Source data
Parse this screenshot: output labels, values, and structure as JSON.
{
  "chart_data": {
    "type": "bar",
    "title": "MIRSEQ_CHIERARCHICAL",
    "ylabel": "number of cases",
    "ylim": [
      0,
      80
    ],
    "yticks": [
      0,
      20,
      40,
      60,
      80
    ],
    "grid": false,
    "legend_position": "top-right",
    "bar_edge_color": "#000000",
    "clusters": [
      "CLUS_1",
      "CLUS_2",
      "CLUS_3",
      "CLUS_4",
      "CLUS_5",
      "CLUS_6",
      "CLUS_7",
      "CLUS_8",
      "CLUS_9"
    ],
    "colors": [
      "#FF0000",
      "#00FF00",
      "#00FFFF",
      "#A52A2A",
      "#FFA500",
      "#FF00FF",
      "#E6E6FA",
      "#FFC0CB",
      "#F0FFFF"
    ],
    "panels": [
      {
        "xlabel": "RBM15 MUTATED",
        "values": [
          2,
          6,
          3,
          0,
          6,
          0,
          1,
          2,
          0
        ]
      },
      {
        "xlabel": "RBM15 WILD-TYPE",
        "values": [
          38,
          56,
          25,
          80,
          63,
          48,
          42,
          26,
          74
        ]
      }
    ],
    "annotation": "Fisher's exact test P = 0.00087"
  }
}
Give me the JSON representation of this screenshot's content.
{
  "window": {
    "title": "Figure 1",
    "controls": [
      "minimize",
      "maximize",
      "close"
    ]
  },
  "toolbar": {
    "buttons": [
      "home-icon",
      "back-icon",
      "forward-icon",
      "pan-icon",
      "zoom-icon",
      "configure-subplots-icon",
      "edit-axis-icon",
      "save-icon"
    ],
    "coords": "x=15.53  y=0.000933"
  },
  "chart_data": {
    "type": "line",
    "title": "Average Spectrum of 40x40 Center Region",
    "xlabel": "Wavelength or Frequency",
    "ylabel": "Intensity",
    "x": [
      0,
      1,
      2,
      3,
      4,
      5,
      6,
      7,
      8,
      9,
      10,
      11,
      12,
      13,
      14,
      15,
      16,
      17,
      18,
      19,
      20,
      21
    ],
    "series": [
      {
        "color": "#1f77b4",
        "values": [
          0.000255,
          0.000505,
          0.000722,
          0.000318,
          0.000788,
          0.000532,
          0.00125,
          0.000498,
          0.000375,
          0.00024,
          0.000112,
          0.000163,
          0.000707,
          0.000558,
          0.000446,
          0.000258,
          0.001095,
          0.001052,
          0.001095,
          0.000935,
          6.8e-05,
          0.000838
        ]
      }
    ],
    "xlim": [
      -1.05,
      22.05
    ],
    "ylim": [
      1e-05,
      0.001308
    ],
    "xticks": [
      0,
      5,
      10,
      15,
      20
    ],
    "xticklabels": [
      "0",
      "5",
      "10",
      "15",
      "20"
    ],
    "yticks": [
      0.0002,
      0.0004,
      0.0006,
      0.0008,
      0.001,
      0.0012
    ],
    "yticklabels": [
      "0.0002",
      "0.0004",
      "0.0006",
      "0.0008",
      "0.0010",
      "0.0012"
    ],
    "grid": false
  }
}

* **What is needed**:
Exactly reproduce the material above.

* **Full solution**:
Parse this screenshot: output labels, values, and structure as JSON.
{
  "chart_data": {
    "type": "bar",
    "title": "MIRSEQ_CHIERARCHICAL",
    "ylabel": "number of cases",
    "ylim": [
      0,
      80
    ],
    "yticks": [
      0,
      20,
      40,
      60,
      80
    ],
    "grid": false,
    "legend_position": "top-right",
    "bar_edge_color": "#000000",
    "clusters": [
      "CLUS_1",
      "CLUS_2",
      "CLUS_3",
      "CLUS_4",
      "CLUS_5",
      "CLUS_6",
      "CLUS_7",
      "CLUS_8",
      "CLUS_9"
    ],
    "colors": [
      "#FF0000",
      "#00FF00",
      "#00FFFF",
      "#A52A2A",
      "#FFA500",
      "#FF00FF",
      "#E6E6FA",
      "#FFC0CB",
      "#F0FFFF"
    ],
    "panels": [
      {
        "xlabel": "RBM15 MUTATED",
        "values": [
          2,
          6,
          3,
          0,
          6,
          0,
          1,
          2,
          0
        ]
      },
      {
        "xlabel": "RBM15 WILD-TYPE",
        "values": [
          38,
          56,
          25,
          80,
          63,
          48,
          42,
          26,
          74
        ]
      }
    ],
    "annotation": "Fisher's exact test P = 0.00087"
  }
}
Give me the JSON representation of this screenshot's content.
{
  "window": {
    "title": "Figure 1",
    "controls": [
      "minimize",
      "maximize",
      "close"
    ]
  },
  "toolbar": {
    "buttons": [
      "home-icon",
      "back-icon",
      "forward-icon",
      "pan-icon",
      "zoom-icon",
      "configure-subplots-icon",
      "edit-axis-icon",
      "save-icon"
    ],
    "coords": "x=15.53  y=0.000933"
  },
  "chart_data": {
    "type": "line",
    "title": "Average Spectrum of 40x40 Center Region",
    "xlabel": "Wavelength or Frequency",
    "ylabel": "Intensity",
    "x": [
      0,
      1,
      2,
      3,
      4,
      5,
      6,
      7,
      8,
      9,
      10,
      11,
      12,
      13,
      14,
      15,
      16,
      17,
      18,
      19,
      20,
      21
    ],
    "series": [
      {
        "color": "#1f77b4",
        "values": [
          0.000255,
          0.000505,
          0.000722,
          0.000318,
          0.000788,
          0.000532,
          0.00125,
          0.000498,
          0.000375,
          0.00024,
          0.000112,
          0.000163,
          0.000707,
          0.000558,
          0.000446,
          0.000258,
          0.001095,
          0.001052,
          0.001095,
          0.000935,
          6.8e-05,
          0.000838
        ]
      }
    ],
    "xlim": [
      -1.05,
      22.05
    ],
    "ylim": [
      1e-05,
      0.001308
    ],
    "xticks": [
      0,
      5,
      10,
      15,
      20
    ],
    "xticklabels": [
      "0",
      "5",
      "10",
      "15",
      "20"
    ],
    "yticks": [
      0.0002,
      0.0004,
      0.0006,
      0.0008,
      0.001,
      0.0012
    ],
    "yticklabels": [
      "0.0002",
      "0.0004",
      "0.0006",
      "0.0008",
      "0.0010",
      "0.0012"
    ],
    "grid": false
  }
}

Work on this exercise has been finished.